Stored items
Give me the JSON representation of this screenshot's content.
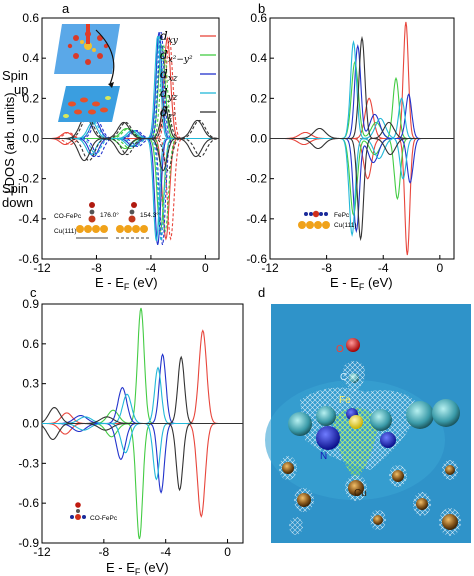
{
  "panels": {
    "a": {
      "label": "a"
    },
    "b": {
      "label": "b"
    },
    "c": {
      "label": "c"
    },
    "d": {
      "label": "d"
    }
  },
  "spin": {
    "up_1": "Spin",
    "up_2": "up",
    "down_1": "Spin",
    "down_2": "down"
  },
  "ylabel": "LDOS (arb. units)",
  "xlabel_main": "E - E",
  "xlabel_sub": "F",
  "xlabel_unit": " (eV)",
  "legend": [
    {
      "name": "d",
      "sub": "xy",
      "color": "#e8463c"
    },
    {
      "name": "d",
      "sub": "x²−y²",
      "color": "#44cc44"
    },
    {
      "name": "d",
      "sub": "xz",
      "color": "#2233cc"
    },
    {
      "name": "d",
      "sub": "yz",
      "color": "#22b8d8"
    },
    {
      "name": "d",
      "sub": "z²",
      "color": "#333333"
    }
  ],
  "inset_a": {
    "molecule": "CO-FePc",
    "substrate": "Cu(111)",
    "angle1": "176.0°",
    "angle2": "154.3°"
  },
  "inset_b": {
    "molecule": "FePc",
    "substrate": "Cu(111)"
  },
  "inset_c": {
    "molecule": "CO-FePc"
  },
  "panel_d_labels": {
    "O": "O",
    "C": "C",
    "Fe": "Fe",
    "N": "N",
    "Cu": "Cu"
  },
  "colors": {
    "xy": "#e8463c",
    "x2y2": "#44cc44",
    "xz": "#2233cc",
    "yz": "#22b8d8",
    "z2": "#333333"
  },
  "chart_data": [
    {
      "panel": "a",
      "type": "line",
      "xlim": [
        -12,
        1
      ],
      "ylim": [
        -0.6,
        0.6
      ],
      "xticks": [
        -12,
        -8,
        -4,
        0
      ],
      "yticks": [
        -0.6,
        -0.4,
        -0.2,
        0.0,
        0.2,
        0.4,
        0.6
      ],
      "series": [
        {
          "key": "xy",
          "peaks": [
            [
              -2.8,
              0.5,
              0.35
            ],
            [
              -10.2,
              0.03,
              0.5
            ]
          ]
        },
        {
          "key": "x2y2",
          "peaks": [
            [
              -3.2,
              0.46,
              0.35
            ],
            [
              -5.8,
              0.05,
              0.6
            ]
          ]
        },
        {
          "key": "xz",
          "peaks": [
            [
              -3.4,
              0.53,
              0.3
            ],
            [
              -8.1,
              0.09,
              0.5
            ],
            [
              -5.2,
              0.04,
              0.5
            ]
          ]
        },
        {
          "key": "yz",
          "peaks": [
            [
              -3.5,
              0.51,
              0.3
            ],
            [
              -8.3,
              0.08,
              0.5
            ],
            [
              -5.4,
              0.04,
              0.5
            ]
          ]
        },
        {
          "key": "z2",
          "peaks": [
            [
              -3.0,
              0.16,
              0.4
            ],
            [
              -8.8,
              0.11,
              0.6
            ],
            [
              -6.0,
              0.08,
              0.6
            ],
            [
              -0.6,
              0.09,
              0.6
            ]
          ]
        }
      ]
    },
    {
      "panel": "b",
      "type": "line",
      "xlim": [
        -12,
        1
      ],
      "ylim": [
        -0.6,
        0.6
      ],
      "xticks": [
        -12,
        -8,
        -4,
        0
      ],
      "yticks": [
        -0.6,
        -0.4,
        -0.2,
        0.0,
        0.2,
        0.4,
        0.6
      ],
      "series": [
        {
          "key": "xy",
          "peaks": [
            [
              -5.0,
              0.2,
              0.4
            ],
            [
              -2.3,
              -0.58,
              0.25
            ],
            [
              -9.5,
              0.03,
              0.6
            ]
          ]
        },
        {
          "key": "x2y2",
          "peaks": [
            [
              -6.0,
              0.38,
              0.35
            ],
            [
              -4.5,
              0.08,
              0.5
            ],
            [
              -3.0,
              -0.3,
              0.3
            ]
          ]
        },
        {
          "key": "xz",
          "peaks": [
            [
              -5.8,
              0.46,
              0.3
            ],
            [
              -4.6,
              0.12,
              0.5
            ],
            [
              -2.1,
              -0.22,
              0.3
            ]
          ]
        },
        {
          "key": "yz",
          "peaks": [
            [
              -6.1,
              0.48,
              0.3
            ],
            [
              -4.2,
              0.1,
              0.5
            ],
            [
              -2.6,
              -0.2,
              0.3
            ]
          ]
        },
        {
          "key": "z2",
          "peaks": [
            [
              -5.5,
              0.5,
              0.3
            ],
            [
              -8.5,
              0.05,
              0.6
            ],
            [
              -3.5,
              -0.08,
              0.5
            ]
          ]
        }
      ]
    },
    {
      "panel": "c",
      "type": "line",
      "xlim": [
        -12,
        1
      ],
      "ylim": [
        -0.9,
        0.9
      ],
      "xticks": [
        -12,
        -8,
        -4,
        0
      ],
      "yticks": [
        -0.9,
        -0.6,
        -0.3,
        0.0,
        0.3,
        0.6,
        0.9
      ],
      "series": [
        {
          "key": "xy",
          "peaks": [
            [
              -1.6,
              0.7,
              0.35
            ],
            [
              -10.4,
              0.08,
              0.5
            ]
          ]
        },
        {
          "key": "x2y2",
          "peaks": [
            [
              -5.6,
              0.87,
              0.3
            ],
            [
              -7.4,
              0.1,
              0.5
            ]
          ]
        },
        {
          "key": "xz",
          "peaks": [
            [
              -4.2,
              0.52,
              0.3
            ],
            [
              -6.8,
              0.27,
              0.4
            ],
            [
              -9.5,
              0.06,
              0.6
            ]
          ]
        },
        {
          "key": "yz",
          "peaks": [
            [
              -4.5,
              0.42,
              0.3
            ],
            [
              -6.5,
              0.22,
              0.4
            ],
            [
              -9.2,
              0.05,
              0.6
            ]
          ]
        },
        {
          "key": "z2",
          "peaks": [
            [
              -3.0,
              0.5,
              0.3
            ],
            [
              -11.2,
              0.12,
              0.5
            ],
            [
              -7.8,
              0.05,
              0.6
            ]
          ]
        }
      ]
    }
  ]
}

#### What you will do
Filter the records, keeping only lines that contain "FePc", and show those lines.

#### The completed task
    "molecule": "CO-FePc",
    "molecule": "FePc",
    "molecule": "CO-FePc"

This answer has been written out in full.